▸ Task requirements
Quote the whole listing word for word. Do not include the pictures.

▸ Given records
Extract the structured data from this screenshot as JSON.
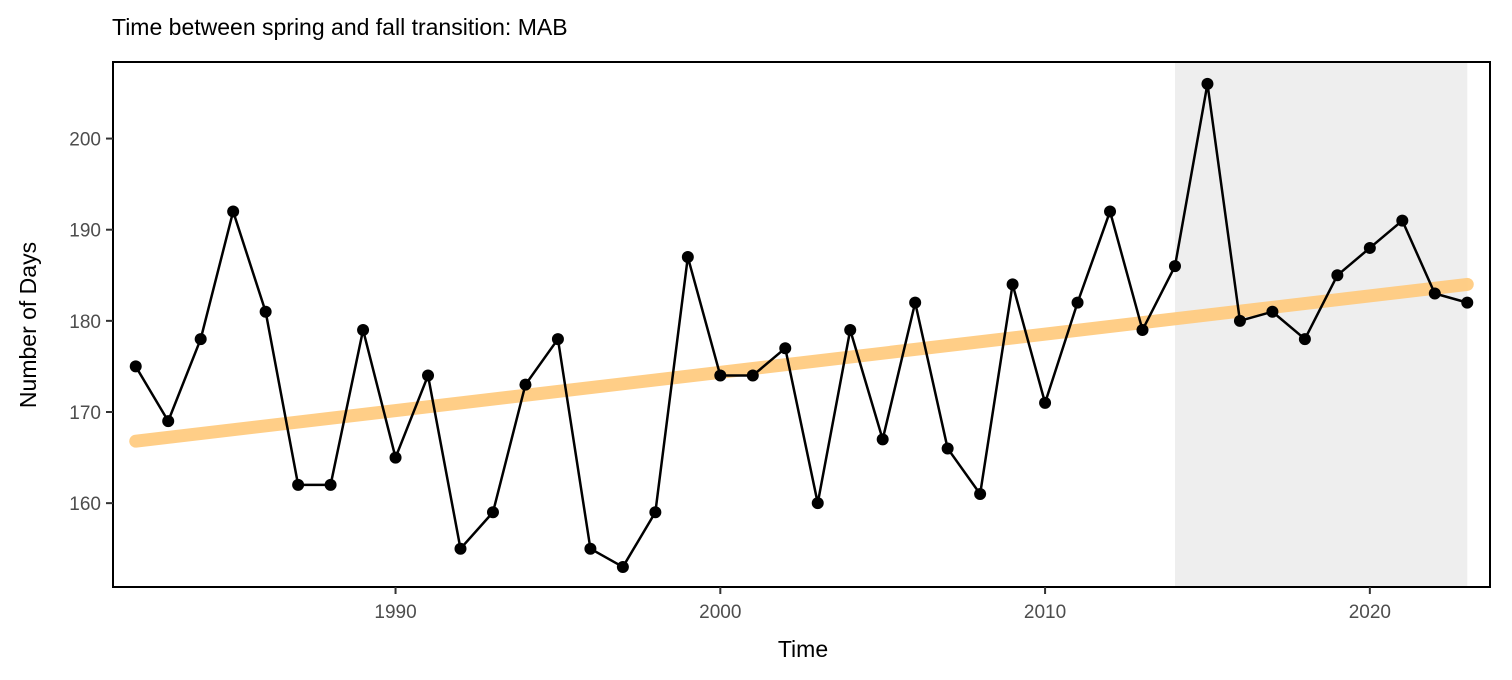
{
  "chart_data": {
    "type": "line",
    "title": "Time between spring and fall transition: MAB",
    "xlabel": "Time",
    "ylabel": "Number of Days",
    "xlim": [
      1981.3,
      2023.7
    ],
    "ylim": [
      150.8,
      208.4
    ],
    "xticks": [
      1990,
      2000,
      2010,
      2020
    ],
    "yticks": [
      160,
      170,
      180,
      190,
      200
    ],
    "grid": false,
    "legend": "none",
    "series": [
      {
        "x": [
          1982,
          1983,
          1984,
          1985,
          1986,
          1987,
          1988,
          1989,
          1990,
          1991,
          1992,
          1993,
          1994,
          1995,
          1996,
          1997,
          1998,
          1999,
          2000,
          2001,
          2002,
          2003,
          2004,
          2005,
          2006,
          2007,
          2008,
          2009,
          2010,
          2011,
          2012,
          2013,
          2014,
          2015,
          2016,
          2017,
          2018,
          2019,
          2020,
          2021,
          2022,
          2023
        ],
        "values": [
          175,
          169,
          178,
          192,
          181,
          162,
          162,
          179,
          165,
          174,
          155,
          159,
          173,
          178,
          155,
          153,
          159,
          187,
          174,
          174,
          177,
          160,
          179,
          167,
          182,
          166,
          161,
          184,
          171,
          182,
          192,
          179,
          186,
          206,
          180,
          181,
          178,
          185,
          188,
          191,
          183,
          182
        ],
        "color": "#000000"
      }
    ],
    "trend": {
      "x": [
        1982,
        2023
      ],
      "values": [
        166.8,
        184.0
      ],
      "color": "#ffc97a"
    },
    "shaded_region": {
      "x": [
        2014,
        2023
      ],
      "color": "#eeeeee"
    }
  }
}
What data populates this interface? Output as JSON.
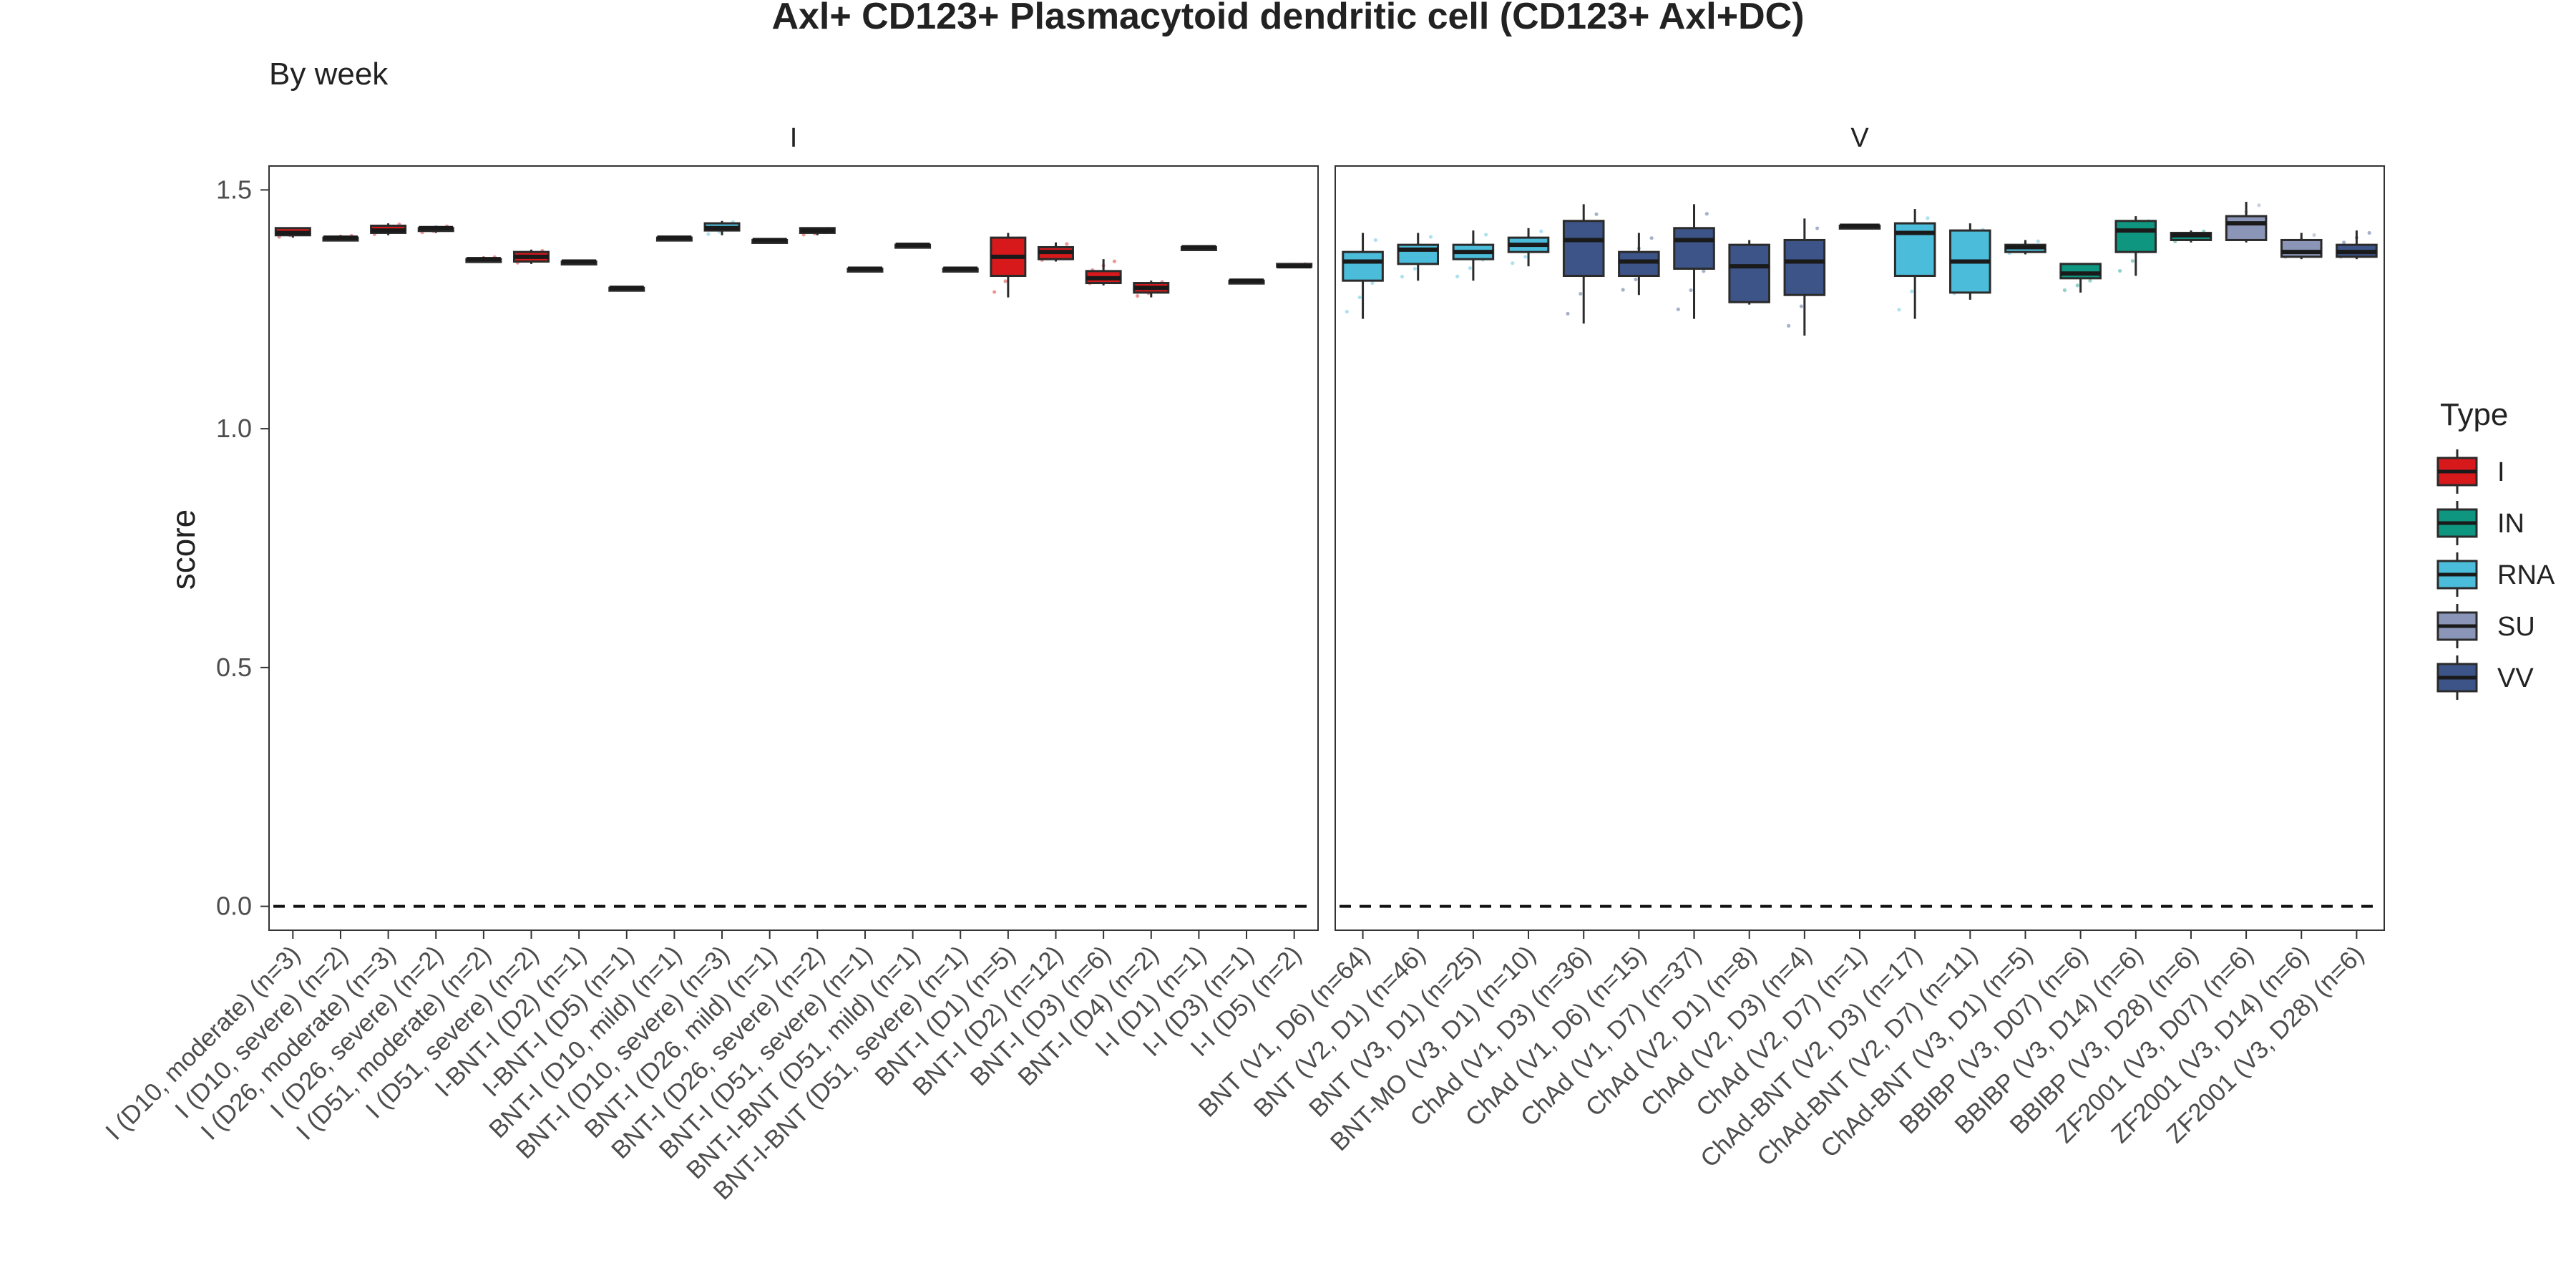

▸ Response to the task
Extract the structured data from this screenshot as JSON.
{
  "chart_data": {
    "type": "line",
    "title": "Time between spring and fall transition: MAB",
    "xlabel": "Time",
    "ylabel": "Number of Days",
    "xlim": [
      1981.3,
      2023.7
    ],
    "ylim": [
      150.8,
      208.4
    ],
    "xticks": [
      1990,
      2000,
      2010,
      2020
    ],
    "yticks": [
      160,
      170,
      180,
      190,
      200
    ],
    "grid": false,
    "legend": "none",
    "series": [
      {
        "x": [
          1982,
          1983,
          1984,
          1985,
          1986,
          1987,
          1988,
          1989,
          1990,
          1991,
          1992,
          1993,
          1994,
          1995,
          1996,
          1997,
          1998,
          1999,
          2000,
          2001,
          2002,
          2003,
          2004,
          2005,
          2006,
          2007,
          2008,
          2009,
          2010,
          2011,
          2012,
          2013,
          2014,
          2015,
          2016,
          2017,
          2018,
          2019,
          2020,
          2021,
          2022,
          2023
        ],
        "values": [
          175,
          169,
          178,
          192,
          181,
          162,
          162,
          179,
          165,
          174,
          155,
          159,
          173,
          178,
          155,
          153,
          159,
          187,
          174,
          174,
          177,
          160,
          179,
          167,
          182,
          166,
          161,
          184,
          171,
          182,
          192,
          179,
          186,
          206,
          180,
          181,
          178,
          185,
          188,
          191,
          183,
          182
        ],
        "color": "#000000"
      }
    ],
    "trend": {
      "x": [
        1982,
        2023
      ],
      "values": [
        166.8,
        184.0
      ],
      "color": "#ffc97a"
    },
    "shaded_region": {
      "x": [
        2014,
        2023
      ],
      "color": "#eeeeee"
    }
  }
}
What data populates this interface? Output as JSON.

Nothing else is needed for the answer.